[TASK TO COMPLETE]
Say how many lines of these entries include the word "Central", and answer with the number alone.

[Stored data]
________________

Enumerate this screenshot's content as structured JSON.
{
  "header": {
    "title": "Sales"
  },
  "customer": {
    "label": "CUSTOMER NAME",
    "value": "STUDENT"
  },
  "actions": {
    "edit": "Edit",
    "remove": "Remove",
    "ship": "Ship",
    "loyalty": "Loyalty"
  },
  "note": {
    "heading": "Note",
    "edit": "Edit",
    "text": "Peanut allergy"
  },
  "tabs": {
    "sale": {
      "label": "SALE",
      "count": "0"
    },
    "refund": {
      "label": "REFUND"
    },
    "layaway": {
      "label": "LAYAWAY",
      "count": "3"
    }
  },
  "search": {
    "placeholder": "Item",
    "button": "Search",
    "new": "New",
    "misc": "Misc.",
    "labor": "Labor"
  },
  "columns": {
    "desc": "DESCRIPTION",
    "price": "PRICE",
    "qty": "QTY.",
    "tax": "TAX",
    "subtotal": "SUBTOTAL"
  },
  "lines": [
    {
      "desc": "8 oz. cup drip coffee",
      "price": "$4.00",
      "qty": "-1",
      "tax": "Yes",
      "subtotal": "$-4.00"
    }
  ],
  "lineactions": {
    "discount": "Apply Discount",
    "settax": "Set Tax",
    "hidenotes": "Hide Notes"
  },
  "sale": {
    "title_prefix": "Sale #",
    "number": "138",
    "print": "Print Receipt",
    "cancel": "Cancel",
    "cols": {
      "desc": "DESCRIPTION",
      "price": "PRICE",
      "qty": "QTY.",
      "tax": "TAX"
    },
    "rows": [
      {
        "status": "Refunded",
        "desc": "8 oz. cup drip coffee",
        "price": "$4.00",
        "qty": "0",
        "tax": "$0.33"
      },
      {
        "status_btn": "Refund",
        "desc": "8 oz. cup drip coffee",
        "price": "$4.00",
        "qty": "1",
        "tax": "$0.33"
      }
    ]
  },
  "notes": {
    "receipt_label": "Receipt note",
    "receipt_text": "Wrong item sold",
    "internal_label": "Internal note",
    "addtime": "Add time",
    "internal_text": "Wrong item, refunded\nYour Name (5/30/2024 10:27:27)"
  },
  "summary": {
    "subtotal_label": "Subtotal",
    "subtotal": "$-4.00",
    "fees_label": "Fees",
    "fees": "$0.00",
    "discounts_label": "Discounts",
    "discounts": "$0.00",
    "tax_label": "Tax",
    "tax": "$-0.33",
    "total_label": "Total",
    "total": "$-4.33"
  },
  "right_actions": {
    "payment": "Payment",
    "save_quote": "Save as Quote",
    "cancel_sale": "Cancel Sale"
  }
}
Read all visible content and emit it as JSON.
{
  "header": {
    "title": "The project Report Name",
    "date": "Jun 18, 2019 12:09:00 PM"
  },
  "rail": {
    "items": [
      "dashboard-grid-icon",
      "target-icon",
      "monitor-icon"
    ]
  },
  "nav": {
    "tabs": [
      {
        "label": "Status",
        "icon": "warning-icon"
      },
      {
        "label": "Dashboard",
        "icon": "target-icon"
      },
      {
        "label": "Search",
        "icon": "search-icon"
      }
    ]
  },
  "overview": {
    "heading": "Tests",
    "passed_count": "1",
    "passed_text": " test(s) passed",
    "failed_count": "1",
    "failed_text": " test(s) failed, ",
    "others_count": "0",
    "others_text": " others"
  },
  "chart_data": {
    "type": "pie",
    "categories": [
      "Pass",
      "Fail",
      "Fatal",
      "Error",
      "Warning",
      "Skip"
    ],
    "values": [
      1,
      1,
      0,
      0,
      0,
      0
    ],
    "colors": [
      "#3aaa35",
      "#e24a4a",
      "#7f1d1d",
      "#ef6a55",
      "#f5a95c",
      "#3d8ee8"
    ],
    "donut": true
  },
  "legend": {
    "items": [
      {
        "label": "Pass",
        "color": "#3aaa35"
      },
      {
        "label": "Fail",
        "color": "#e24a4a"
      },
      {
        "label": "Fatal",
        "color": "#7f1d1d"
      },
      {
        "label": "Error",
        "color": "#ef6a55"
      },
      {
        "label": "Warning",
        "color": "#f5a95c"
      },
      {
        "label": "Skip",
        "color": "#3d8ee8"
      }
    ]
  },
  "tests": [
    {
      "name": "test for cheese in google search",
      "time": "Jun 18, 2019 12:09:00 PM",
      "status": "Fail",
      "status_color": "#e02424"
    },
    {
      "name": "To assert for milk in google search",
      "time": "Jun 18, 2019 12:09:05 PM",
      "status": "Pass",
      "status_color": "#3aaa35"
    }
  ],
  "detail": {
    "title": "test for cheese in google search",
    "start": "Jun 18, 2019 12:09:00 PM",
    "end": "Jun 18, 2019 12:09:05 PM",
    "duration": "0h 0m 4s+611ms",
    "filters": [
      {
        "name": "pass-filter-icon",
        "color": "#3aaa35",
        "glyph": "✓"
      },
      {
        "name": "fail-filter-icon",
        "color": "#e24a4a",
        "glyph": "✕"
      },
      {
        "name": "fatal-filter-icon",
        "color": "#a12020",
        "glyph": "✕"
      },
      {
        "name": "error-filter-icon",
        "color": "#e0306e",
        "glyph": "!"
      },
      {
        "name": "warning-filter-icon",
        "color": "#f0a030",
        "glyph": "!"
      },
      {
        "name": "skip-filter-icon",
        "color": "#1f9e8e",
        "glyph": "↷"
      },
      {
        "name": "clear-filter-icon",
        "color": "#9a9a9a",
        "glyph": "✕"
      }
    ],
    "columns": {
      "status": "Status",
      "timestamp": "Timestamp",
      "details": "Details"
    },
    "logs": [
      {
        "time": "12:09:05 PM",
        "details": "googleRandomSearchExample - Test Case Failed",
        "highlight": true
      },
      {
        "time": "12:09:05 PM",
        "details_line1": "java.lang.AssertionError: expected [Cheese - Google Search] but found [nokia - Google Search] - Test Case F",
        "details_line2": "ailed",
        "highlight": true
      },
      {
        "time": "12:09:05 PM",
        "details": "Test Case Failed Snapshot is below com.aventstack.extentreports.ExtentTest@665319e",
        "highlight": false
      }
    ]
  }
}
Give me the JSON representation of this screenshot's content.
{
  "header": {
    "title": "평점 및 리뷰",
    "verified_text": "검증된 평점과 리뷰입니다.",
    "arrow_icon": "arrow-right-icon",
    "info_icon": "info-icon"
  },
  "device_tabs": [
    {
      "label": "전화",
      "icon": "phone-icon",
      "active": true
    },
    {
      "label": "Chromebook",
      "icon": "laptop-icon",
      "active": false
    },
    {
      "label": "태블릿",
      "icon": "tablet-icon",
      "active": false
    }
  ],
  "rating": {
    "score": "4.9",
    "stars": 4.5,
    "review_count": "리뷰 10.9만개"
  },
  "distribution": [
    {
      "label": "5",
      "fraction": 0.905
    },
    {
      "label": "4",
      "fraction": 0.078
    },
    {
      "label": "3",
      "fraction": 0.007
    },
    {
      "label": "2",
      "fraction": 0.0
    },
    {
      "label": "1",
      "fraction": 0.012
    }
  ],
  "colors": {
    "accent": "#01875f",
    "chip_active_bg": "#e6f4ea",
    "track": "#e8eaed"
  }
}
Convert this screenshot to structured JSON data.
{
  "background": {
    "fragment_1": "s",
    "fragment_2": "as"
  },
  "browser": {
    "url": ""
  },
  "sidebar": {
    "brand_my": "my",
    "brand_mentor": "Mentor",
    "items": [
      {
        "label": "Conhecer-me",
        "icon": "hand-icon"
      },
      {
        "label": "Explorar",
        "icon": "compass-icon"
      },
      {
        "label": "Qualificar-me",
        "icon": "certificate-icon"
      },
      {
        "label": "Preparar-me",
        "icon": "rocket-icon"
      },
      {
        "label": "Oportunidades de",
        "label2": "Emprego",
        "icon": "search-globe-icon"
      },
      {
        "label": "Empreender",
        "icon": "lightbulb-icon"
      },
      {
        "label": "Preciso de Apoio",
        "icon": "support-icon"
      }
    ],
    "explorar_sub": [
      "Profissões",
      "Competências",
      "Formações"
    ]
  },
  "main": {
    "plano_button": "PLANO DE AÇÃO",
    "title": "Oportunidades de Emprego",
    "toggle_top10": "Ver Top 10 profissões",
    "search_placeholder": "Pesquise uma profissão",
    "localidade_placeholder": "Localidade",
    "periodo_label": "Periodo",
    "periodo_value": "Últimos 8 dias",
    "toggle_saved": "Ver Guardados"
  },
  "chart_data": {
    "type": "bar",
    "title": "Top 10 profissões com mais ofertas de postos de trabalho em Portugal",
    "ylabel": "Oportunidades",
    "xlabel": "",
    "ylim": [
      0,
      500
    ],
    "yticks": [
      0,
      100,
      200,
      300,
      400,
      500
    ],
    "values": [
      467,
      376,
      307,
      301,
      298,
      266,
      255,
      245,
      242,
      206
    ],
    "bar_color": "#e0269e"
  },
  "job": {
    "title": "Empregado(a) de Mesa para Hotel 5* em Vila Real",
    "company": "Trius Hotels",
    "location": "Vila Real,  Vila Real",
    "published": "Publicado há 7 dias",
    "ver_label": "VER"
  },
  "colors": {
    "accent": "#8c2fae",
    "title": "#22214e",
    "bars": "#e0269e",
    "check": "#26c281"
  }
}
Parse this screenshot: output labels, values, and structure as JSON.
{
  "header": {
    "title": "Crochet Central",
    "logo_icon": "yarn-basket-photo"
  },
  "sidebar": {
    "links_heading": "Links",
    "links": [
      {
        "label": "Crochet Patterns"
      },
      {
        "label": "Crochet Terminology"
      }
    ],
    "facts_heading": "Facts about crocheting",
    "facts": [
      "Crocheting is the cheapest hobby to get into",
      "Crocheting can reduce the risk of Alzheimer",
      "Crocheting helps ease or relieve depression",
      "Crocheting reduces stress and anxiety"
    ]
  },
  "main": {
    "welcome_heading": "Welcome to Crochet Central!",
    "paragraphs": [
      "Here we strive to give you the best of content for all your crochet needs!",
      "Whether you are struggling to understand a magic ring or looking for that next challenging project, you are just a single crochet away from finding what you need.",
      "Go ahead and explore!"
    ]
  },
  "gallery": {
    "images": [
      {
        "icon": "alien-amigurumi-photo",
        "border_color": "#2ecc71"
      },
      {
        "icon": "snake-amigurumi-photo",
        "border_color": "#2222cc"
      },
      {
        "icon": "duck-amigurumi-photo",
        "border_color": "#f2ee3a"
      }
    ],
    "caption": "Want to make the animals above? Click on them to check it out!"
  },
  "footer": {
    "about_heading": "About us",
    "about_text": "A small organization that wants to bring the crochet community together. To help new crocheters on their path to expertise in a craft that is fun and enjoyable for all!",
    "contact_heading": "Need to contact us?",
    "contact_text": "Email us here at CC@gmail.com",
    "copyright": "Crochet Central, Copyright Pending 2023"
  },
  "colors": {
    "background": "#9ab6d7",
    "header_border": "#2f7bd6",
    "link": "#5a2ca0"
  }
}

________________

[FINISHED TASK]
3